YOUR GOAL: Transcribe the whole listing without a single picture.

RECORDED DATA:

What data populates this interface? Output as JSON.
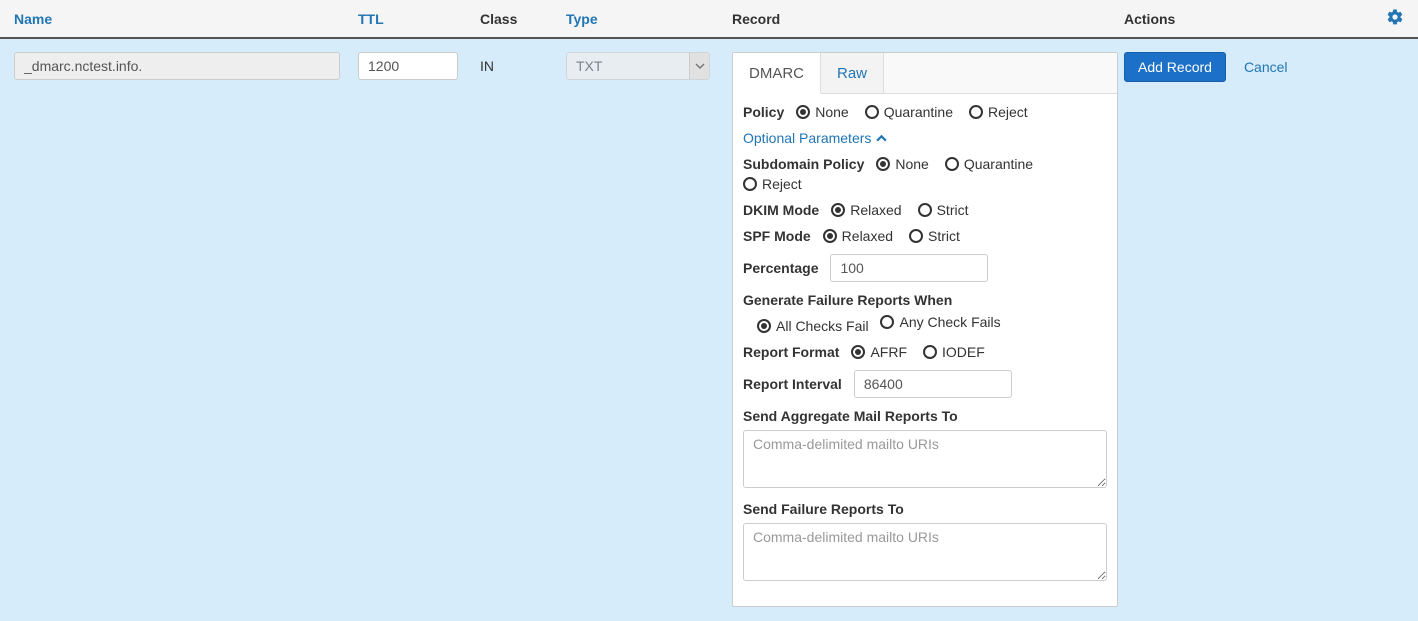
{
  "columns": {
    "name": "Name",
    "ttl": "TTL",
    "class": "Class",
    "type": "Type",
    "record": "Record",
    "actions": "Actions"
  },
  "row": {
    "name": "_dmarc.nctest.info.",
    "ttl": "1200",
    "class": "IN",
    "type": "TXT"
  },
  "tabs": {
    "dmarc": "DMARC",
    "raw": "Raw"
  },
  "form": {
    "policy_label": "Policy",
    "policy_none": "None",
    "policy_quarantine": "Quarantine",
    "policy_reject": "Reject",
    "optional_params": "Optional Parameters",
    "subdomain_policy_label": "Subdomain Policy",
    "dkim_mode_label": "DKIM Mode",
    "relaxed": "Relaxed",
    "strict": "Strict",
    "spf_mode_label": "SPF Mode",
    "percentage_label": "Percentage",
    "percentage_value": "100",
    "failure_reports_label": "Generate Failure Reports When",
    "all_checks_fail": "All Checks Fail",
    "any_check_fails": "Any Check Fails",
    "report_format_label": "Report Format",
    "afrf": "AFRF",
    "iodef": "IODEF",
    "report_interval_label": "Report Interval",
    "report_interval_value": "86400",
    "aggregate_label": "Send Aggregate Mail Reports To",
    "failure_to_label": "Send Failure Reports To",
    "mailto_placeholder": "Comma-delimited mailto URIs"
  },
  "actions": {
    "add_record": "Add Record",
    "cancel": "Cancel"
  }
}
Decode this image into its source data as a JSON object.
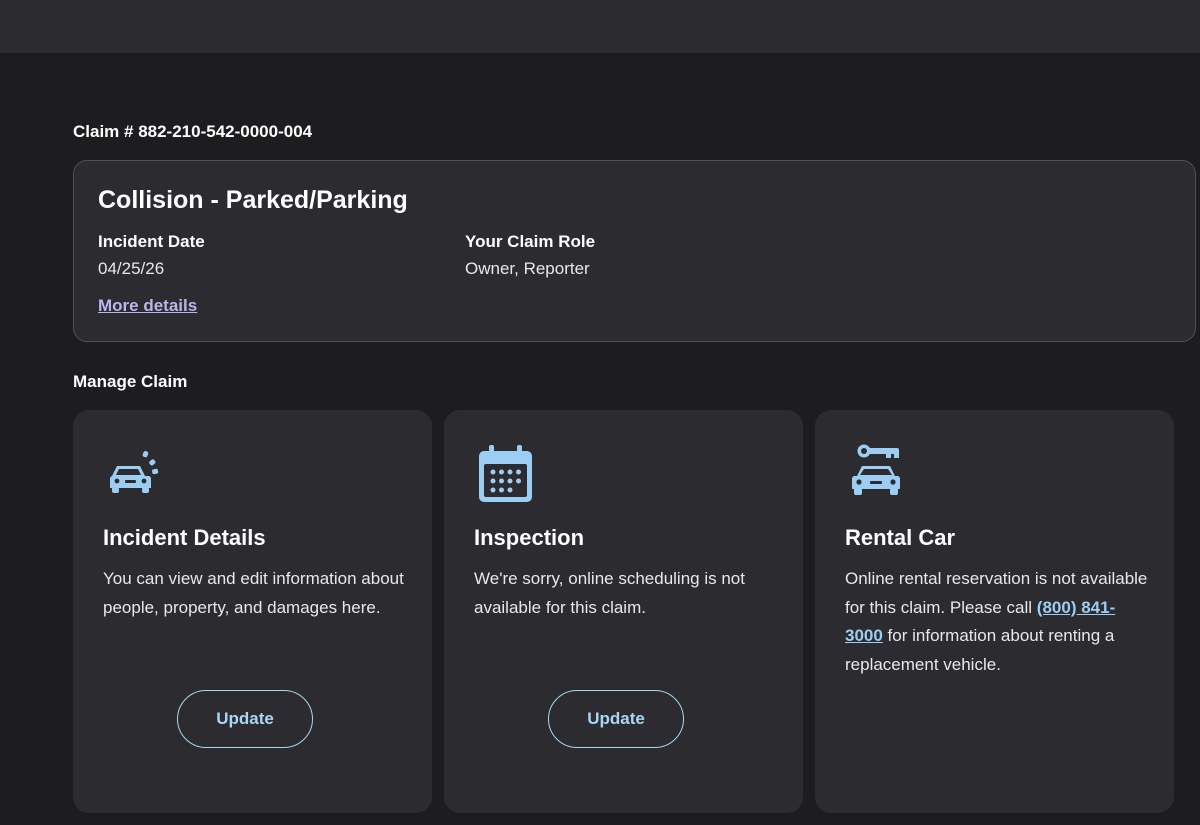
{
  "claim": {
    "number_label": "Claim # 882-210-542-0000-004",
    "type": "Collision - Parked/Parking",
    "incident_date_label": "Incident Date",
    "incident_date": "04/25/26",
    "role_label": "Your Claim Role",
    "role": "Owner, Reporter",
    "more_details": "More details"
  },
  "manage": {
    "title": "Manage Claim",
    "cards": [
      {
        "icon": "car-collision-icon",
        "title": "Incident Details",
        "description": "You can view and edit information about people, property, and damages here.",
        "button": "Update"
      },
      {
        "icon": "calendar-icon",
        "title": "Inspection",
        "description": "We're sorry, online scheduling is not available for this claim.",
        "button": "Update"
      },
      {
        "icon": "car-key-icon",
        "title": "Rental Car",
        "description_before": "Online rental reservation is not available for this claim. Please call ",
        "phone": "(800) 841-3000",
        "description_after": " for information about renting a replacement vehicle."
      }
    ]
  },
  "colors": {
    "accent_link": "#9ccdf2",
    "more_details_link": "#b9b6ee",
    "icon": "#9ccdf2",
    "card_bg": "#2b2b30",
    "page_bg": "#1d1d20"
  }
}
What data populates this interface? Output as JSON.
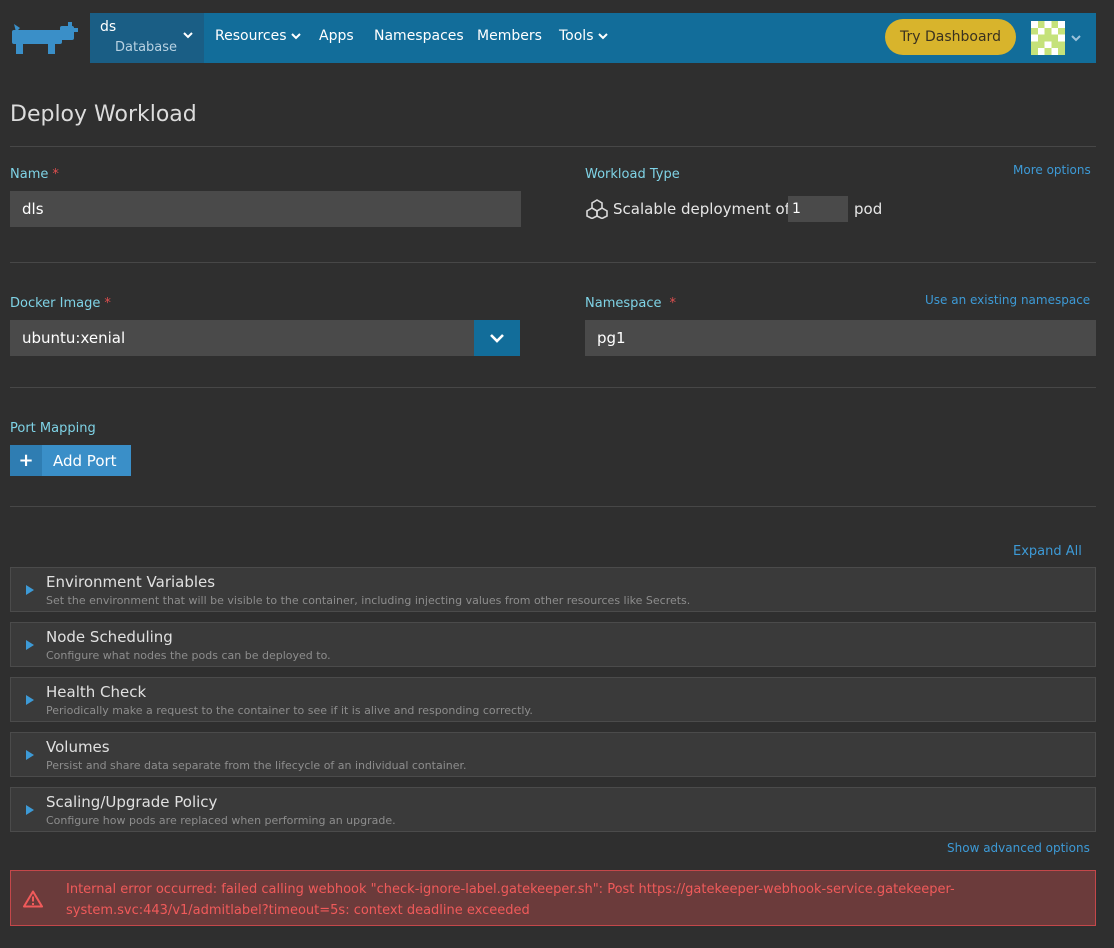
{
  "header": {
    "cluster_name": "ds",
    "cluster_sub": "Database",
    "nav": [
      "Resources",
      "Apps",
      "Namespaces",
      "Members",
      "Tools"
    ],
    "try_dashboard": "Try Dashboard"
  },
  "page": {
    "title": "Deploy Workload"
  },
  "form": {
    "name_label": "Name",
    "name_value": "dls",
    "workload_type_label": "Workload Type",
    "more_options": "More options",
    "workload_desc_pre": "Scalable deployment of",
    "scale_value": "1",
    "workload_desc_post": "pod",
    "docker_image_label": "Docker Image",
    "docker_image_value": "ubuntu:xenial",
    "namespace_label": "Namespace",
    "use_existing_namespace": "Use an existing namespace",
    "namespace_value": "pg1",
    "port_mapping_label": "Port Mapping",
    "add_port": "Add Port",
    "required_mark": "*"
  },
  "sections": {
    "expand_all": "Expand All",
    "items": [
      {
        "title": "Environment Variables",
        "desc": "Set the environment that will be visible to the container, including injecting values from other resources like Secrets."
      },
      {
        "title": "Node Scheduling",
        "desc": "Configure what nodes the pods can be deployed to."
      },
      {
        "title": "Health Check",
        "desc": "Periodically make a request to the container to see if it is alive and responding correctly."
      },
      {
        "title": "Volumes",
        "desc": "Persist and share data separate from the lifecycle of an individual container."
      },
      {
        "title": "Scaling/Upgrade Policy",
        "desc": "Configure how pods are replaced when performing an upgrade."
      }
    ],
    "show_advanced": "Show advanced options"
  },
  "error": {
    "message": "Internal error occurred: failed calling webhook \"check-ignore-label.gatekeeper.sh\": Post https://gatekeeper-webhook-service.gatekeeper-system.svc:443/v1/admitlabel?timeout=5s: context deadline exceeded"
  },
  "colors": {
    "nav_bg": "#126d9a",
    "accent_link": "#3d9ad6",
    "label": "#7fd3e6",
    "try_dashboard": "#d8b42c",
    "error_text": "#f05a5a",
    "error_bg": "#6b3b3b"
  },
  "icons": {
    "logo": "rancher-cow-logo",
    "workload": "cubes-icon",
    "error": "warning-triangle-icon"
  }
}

TASK SOLUTION:
What data populates this interface? Output as JSON.
{
  "columns": {
    "name": "Name",
    "ttl": "TTL",
    "class": "Class",
    "type": "Type",
    "record": "Record",
    "actions": "Actions"
  },
  "row": {
    "name": "_dmarc.nctest.info.",
    "ttl": "1200",
    "class": "IN",
    "type": "TXT"
  },
  "tabs": {
    "dmarc": "DMARC",
    "raw": "Raw"
  },
  "form": {
    "policy_label": "Policy",
    "policy_none": "None",
    "policy_quarantine": "Quarantine",
    "policy_reject": "Reject",
    "optional_params": "Optional Parameters",
    "subdomain_policy_label": "Subdomain Policy",
    "dkim_mode_label": "DKIM Mode",
    "relaxed": "Relaxed",
    "strict": "Strict",
    "spf_mode_label": "SPF Mode",
    "percentage_label": "Percentage",
    "percentage_value": "100",
    "failure_reports_label": "Generate Failure Reports When",
    "all_checks_fail": "All Checks Fail",
    "any_check_fails": "Any Check Fails",
    "report_format_label": "Report Format",
    "afrf": "AFRF",
    "iodef": "IODEF",
    "report_interval_label": "Report Interval",
    "report_interval_value": "86400",
    "aggregate_label": "Send Aggregate Mail Reports To",
    "failure_to_label": "Send Failure Reports To",
    "mailto_placeholder": "Comma-delimited mailto URIs"
  },
  "actions": {
    "add_record": "Add Record",
    "cancel": "Cancel"
  }
}
Decode this image into its source data as a JSON object.
{
  "claim": {
    "number_label": "Claim # 882-210-542-0000-004",
    "type": "Collision - Parked/Parking",
    "incident_date_label": "Incident Date",
    "incident_date": "04/25/26",
    "role_label": "Your Claim Role",
    "role": "Owner, Reporter",
    "more_details": "More details"
  },
  "manage": {
    "title": "Manage Claim",
    "cards": [
      {
        "icon": "car-collision-icon",
        "title": "Incident Details",
        "description": "You can view and edit information about people, property, and damages here.",
        "button": "Update"
      },
      {
        "icon": "calendar-icon",
        "title": "Inspection",
        "description": "We're sorry, online scheduling is not available for this claim.",
        "button": "Update"
      },
      {
        "icon": "car-key-icon",
        "title": "Rental Car",
        "description_before": "Online rental reservation is not available for this claim. Please call ",
        "phone": "(800) 841-3000",
        "description_after": " for information about renting a replacement vehicle."
      }
    ]
  },
  "colors": {
    "accent_link": "#9ccdf2",
    "more_details_link": "#b9b6ee",
    "icon": "#9ccdf2",
    "card_bg": "#2b2b30",
    "page_bg": "#1d1d20"
  }
}
What data populates this interface? Output as JSON.
{
  "header": {
    "cluster_name": "ds",
    "cluster_sub": "Database",
    "nav": [
      "Resources",
      "Apps",
      "Namespaces",
      "Members",
      "Tools"
    ],
    "try_dashboard": "Try Dashboard"
  },
  "page": {
    "title": "Deploy Workload"
  },
  "form": {
    "name_label": "Name",
    "name_value": "dls",
    "workload_type_label": "Workload Type",
    "more_options": "More options",
    "workload_desc_pre": "Scalable deployment of",
    "scale_value": "1",
    "workload_desc_post": "pod",
    "docker_image_label": "Docker Image",
    "docker_image_value": "ubuntu:xenial",
    "namespace_label": "Namespace",
    "use_existing_namespace": "Use an existing namespace",
    "namespace_value": "pg1",
    "port_mapping_label": "Port Mapping",
    "add_port": "Add Port",
    "required_mark": "*"
  },
  "sections": {
    "expand_all": "Expand All",
    "items": [
      {
        "title": "Environment Variables",
        "desc": "Set the environment that will be visible to the container, including injecting values from other resources like Secrets."
      },
      {
        "title": "Node Scheduling",
        "desc": "Configure what nodes the pods can be deployed to."
      },
      {
        "title": "Health Check",
        "desc": "Periodically make a request to the container to see if it is alive and responding correctly."
      },
      {
        "title": "Volumes",
        "desc": "Persist and share data separate from the lifecycle of an individual container."
      },
      {
        "title": "Scaling/Upgrade Policy",
        "desc": "Configure how pods are replaced when performing an upgrade."
      }
    ],
    "show_advanced": "Show advanced options"
  },
  "error": {
    "message": "Internal error occurred: failed calling webhook \"check-ignore-label.gatekeeper.sh\": Post https://gatekeeper-webhook-service.gatekeeper-system.svc:443/v1/admitlabel?timeout=5s: context deadline exceeded"
  },
  "colors": {
    "nav_bg": "#126d9a",
    "accent_link": "#3d9ad6",
    "label": "#7fd3e6",
    "try_dashboard": "#d8b42c",
    "error_text": "#f05a5a",
    "error_bg": "#6b3b3b"
  },
  "icons": {
    "logo": "rancher-cow-logo",
    "workload": "cubes-icon",
    "error": "warning-triangle-icon"
  }
}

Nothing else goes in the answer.